Write out the data below exactly as given, without any of its pictures.
+++++
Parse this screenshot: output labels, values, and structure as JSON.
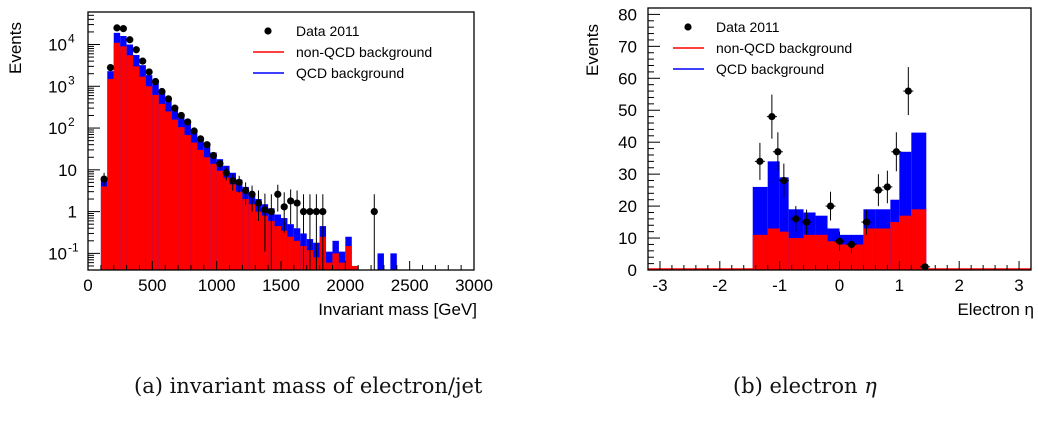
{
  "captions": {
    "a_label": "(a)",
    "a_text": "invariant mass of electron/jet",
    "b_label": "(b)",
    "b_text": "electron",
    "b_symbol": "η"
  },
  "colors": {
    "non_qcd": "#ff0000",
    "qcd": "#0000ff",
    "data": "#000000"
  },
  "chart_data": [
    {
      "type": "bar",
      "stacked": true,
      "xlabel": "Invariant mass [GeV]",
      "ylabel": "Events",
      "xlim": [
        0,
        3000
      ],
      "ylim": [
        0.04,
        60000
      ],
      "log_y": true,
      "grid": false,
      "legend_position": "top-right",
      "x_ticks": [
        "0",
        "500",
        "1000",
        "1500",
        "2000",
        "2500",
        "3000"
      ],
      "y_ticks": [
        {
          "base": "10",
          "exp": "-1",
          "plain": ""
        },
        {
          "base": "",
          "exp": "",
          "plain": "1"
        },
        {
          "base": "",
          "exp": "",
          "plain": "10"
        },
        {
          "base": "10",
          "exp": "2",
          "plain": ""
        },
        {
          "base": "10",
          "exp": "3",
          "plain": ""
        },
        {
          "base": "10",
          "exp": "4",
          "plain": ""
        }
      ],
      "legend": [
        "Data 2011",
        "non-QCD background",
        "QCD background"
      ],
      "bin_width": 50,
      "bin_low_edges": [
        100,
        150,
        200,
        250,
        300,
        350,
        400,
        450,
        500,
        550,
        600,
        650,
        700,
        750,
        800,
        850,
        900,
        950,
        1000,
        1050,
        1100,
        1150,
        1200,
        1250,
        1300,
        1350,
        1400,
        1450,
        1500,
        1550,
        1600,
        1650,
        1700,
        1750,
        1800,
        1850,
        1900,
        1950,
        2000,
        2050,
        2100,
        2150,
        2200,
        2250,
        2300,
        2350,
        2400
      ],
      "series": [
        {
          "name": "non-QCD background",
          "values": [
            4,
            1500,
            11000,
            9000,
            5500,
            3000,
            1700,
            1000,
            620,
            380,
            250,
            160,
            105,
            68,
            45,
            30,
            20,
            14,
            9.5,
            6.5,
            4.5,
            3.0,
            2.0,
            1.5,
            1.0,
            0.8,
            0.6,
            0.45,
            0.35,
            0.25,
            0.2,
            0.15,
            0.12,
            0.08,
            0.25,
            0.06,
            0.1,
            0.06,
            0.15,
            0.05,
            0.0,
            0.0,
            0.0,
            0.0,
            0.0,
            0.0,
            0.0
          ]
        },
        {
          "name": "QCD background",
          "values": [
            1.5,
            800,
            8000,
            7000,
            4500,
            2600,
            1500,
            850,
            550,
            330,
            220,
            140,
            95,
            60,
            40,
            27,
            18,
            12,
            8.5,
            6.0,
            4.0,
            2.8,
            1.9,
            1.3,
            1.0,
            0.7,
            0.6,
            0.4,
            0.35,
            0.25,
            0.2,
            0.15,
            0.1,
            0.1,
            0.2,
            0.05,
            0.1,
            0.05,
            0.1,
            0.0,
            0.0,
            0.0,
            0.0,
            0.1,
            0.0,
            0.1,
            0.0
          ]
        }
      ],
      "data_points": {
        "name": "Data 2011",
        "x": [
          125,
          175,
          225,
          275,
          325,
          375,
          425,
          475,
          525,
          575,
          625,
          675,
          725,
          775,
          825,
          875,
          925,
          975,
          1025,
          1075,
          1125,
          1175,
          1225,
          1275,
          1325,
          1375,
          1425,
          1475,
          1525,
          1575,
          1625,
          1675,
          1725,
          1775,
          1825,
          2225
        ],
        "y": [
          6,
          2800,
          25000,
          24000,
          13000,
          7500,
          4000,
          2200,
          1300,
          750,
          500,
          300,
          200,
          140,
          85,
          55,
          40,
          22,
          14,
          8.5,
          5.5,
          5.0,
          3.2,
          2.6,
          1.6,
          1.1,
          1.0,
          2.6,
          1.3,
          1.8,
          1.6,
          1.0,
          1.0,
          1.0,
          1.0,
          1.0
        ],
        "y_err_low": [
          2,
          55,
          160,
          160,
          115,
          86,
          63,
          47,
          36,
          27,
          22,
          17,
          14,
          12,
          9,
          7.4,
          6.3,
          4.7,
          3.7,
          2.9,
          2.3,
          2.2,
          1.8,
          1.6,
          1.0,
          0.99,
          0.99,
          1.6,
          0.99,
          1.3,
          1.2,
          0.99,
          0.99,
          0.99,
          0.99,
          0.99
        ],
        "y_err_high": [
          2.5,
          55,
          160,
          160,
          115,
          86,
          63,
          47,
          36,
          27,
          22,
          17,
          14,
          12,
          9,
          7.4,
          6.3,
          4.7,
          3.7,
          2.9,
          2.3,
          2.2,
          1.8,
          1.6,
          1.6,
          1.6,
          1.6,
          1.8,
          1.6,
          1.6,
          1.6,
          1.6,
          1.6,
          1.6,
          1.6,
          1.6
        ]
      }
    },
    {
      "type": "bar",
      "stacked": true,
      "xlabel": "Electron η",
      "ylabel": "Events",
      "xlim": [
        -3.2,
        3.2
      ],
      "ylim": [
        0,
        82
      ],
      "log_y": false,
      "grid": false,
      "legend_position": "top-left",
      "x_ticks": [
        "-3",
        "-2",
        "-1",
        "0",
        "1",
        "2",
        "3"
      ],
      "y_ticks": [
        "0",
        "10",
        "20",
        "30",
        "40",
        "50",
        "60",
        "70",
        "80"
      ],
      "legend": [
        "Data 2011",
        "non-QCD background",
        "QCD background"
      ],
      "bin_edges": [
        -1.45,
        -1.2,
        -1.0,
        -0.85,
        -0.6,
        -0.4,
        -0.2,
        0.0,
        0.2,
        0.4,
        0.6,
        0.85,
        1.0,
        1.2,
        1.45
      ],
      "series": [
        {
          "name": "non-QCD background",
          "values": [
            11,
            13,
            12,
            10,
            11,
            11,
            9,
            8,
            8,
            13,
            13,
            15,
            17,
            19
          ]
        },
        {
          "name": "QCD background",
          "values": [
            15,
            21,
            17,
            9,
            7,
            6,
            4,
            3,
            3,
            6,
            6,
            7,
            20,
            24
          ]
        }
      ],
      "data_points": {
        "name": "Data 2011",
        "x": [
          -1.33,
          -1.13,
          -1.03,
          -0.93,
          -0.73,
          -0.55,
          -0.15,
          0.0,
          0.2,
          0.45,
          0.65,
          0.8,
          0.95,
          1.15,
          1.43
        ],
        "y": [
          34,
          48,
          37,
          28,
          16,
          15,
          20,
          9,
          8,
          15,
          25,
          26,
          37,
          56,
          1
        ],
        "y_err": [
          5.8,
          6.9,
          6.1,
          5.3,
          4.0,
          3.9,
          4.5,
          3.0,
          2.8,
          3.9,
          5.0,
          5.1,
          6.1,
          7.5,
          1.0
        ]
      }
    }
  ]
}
+++++
* **FULL ANSWER**
Parse this screenshot: output labels, values, and structure as JSON.
{
  "captions": {
    "a_label": "(a)",
    "a_text": "invariant mass of electron/jet",
    "b_label": "(b)",
    "b_text": "electron",
    "b_symbol": "η"
  },
  "colors": {
    "non_qcd": "#ff0000",
    "qcd": "#0000ff",
    "data": "#000000"
  },
  "chart_data": [
    {
      "type": "bar",
      "stacked": true,
      "xlabel": "Invariant mass [GeV]",
      "ylabel": "Events",
      "xlim": [
        0,
        3000
      ],
      "ylim": [
        0.04,
        60000
      ],
      "log_y": true,
      "grid": false,
      "legend_position": "top-right",
      "x_ticks": [
        "0",
        "500",
        "1000",
        "1500",
        "2000",
        "2500",
        "3000"
      ],
      "y_ticks": [
        {
          "base": "10",
          "exp": "-1",
          "plain": ""
        },
        {
          "base": "",
          "exp": "",
          "plain": "1"
        },
        {
          "base": "",
          "exp": "",
          "plain": "10"
        },
        {
          "base": "10",
          "exp": "2",
          "plain": ""
        },
        {
          "base": "10",
          "exp": "3",
          "plain": ""
        },
        {
          "base": "10",
          "exp": "4",
          "plain": ""
        }
      ],
      "legend": [
        "Data 2011",
        "non-QCD background",
        "QCD background"
      ],
      "bin_width": 50,
      "bin_low_edges": [
        100,
        150,
        200,
        250,
        300,
        350,
        400,
        450,
        500,
        550,
        600,
        650,
        700,
        750,
        800,
        850,
        900,
        950,
        1000,
        1050,
        1100,
        1150,
        1200,
        1250,
        1300,
        1350,
        1400,
        1450,
        1500,
        1550,
        1600,
        1650,
        1700,
        1750,
        1800,
        1850,
        1900,
        1950,
        2000,
        2050,
        2100,
        2150,
        2200,
        2250,
        2300,
        2350,
        2400
      ],
      "series": [
        {
          "name": "non-QCD background",
          "values": [
            4,
            1500,
            11000,
            9000,
            5500,
            3000,
            1700,
            1000,
            620,
            380,
            250,
            160,
            105,
            68,
            45,
            30,
            20,
            14,
            9.5,
            6.5,
            4.5,
            3.0,
            2.0,
            1.5,
            1.0,
            0.8,
            0.6,
            0.45,
            0.35,
            0.25,
            0.2,
            0.15,
            0.12,
            0.08,
            0.25,
            0.06,
            0.1,
            0.06,
            0.15,
            0.05,
            0.0,
            0.0,
            0.0,
            0.0,
            0.0,
            0.0,
            0.0
          ]
        },
        {
          "name": "QCD background",
          "values": [
            1.5,
            800,
            8000,
            7000,
            4500,
            2600,
            1500,
            850,
            550,
            330,
            220,
            140,
            95,
            60,
            40,
            27,
            18,
            12,
            8.5,
            6.0,
            4.0,
            2.8,
            1.9,
            1.3,
            1.0,
            0.7,
            0.6,
            0.4,
            0.35,
            0.25,
            0.2,
            0.15,
            0.1,
            0.1,
            0.2,
            0.05,
            0.1,
            0.05,
            0.1,
            0.0,
            0.0,
            0.0,
            0.0,
            0.1,
            0.0,
            0.1,
            0.0
          ]
        }
      ],
      "data_points": {
        "name": "Data 2011",
        "x": [
          125,
          175,
          225,
          275,
          325,
          375,
          425,
          475,
          525,
          575,
          625,
          675,
          725,
          775,
          825,
          875,
          925,
          975,
          1025,
          1075,
          1125,
          1175,
          1225,
          1275,
          1325,
          1375,
          1425,
          1475,
          1525,
          1575,
          1625,
          1675,
          1725,
          1775,
          1825,
          2225
        ],
        "y": [
          6,
          2800,
          25000,
          24000,
          13000,
          7500,
          4000,
          2200,
          1300,
          750,
          500,
          300,
          200,
          140,
          85,
          55,
          40,
          22,
          14,
          8.5,
          5.5,
          5.0,
          3.2,
          2.6,
          1.6,
          1.1,
          1.0,
          2.6,
          1.3,
          1.8,
          1.6,
          1.0,
          1.0,
          1.0,
          1.0,
          1.0
        ],
        "y_err_low": [
          2,
          55,
          160,
          160,
          115,
          86,
          63,
          47,
          36,
          27,
          22,
          17,
          14,
          12,
          9,
          7.4,
          6.3,
          4.7,
          3.7,
          2.9,
          2.3,
          2.2,
          1.8,
          1.6,
          1.0,
          0.99,
          0.99,
          1.6,
          0.99,
          1.3,
          1.2,
          0.99,
          0.99,
          0.99,
          0.99,
          0.99
        ],
        "y_err_high": [
          2.5,
          55,
          160,
          160,
          115,
          86,
          63,
          47,
          36,
          27,
          22,
          17,
          14,
          12,
          9,
          7.4,
          6.3,
          4.7,
          3.7,
          2.9,
          2.3,
          2.2,
          1.8,
          1.6,
          1.6,
          1.6,
          1.6,
          1.8,
          1.6,
          1.6,
          1.6,
          1.6,
          1.6,
          1.6,
          1.6,
          1.6
        ]
      }
    },
    {
      "type": "bar",
      "stacked": true,
      "xlabel": "Electron η",
      "ylabel": "Events",
      "xlim": [
        -3.2,
        3.2
      ],
      "ylim": [
        0,
        82
      ],
      "log_y": false,
      "grid": false,
      "legend_position": "top-left",
      "x_ticks": [
        "-3",
        "-2",
        "-1",
        "0",
        "1",
        "2",
        "3"
      ],
      "y_ticks": [
        "0",
        "10",
        "20",
        "30",
        "40",
        "50",
        "60",
        "70",
        "80"
      ],
      "legend": [
        "Data 2011",
        "non-QCD background",
        "QCD background"
      ],
      "bin_edges": [
        -1.45,
        -1.2,
        -1.0,
        -0.85,
        -0.6,
        -0.4,
        -0.2,
        0.0,
        0.2,
        0.4,
        0.6,
        0.85,
        1.0,
        1.2,
        1.45
      ],
      "series": [
        {
          "name": "non-QCD background",
          "values": [
            11,
            13,
            12,
            10,
            11,
            11,
            9,
            8,
            8,
            13,
            13,
            15,
            17,
            19
          ]
        },
        {
          "name": "QCD background",
          "values": [
            15,
            21,
            17,
            9,
            7,
            6,
            4,
            3,
            3,
            6,
            6,
            7,
            20,
            24
          ]
        }
      ],
      "data_points": {
        "name": "Data 2011",
        "x": [
          -1.33,
          -1.13,
          -1.03,
          -0.93,
          -0.73,
          -0.55,
          -0.15,
          0.0,
          0.2,
          0.45,
          0.65,
          0.8,
          0.95,
          1.15,
          1.43
        ],
        "y": [
          34,
          48,
          37,
          28,
          16,
          15,
          20,
          9,
          8,
          15,
          25,
          26,
          37,
          56,
          1
        ],
        "y_err": [
          5.8,
          6.9,
          6.1,
          5.3,
          4.0,
          3.9,
          4.5,
          3.0,
          2.8,
          3.9,
          5.0,
          5.1,
          6.1,
          7.5,
          1.0
        ]
      }
    }
  ]
}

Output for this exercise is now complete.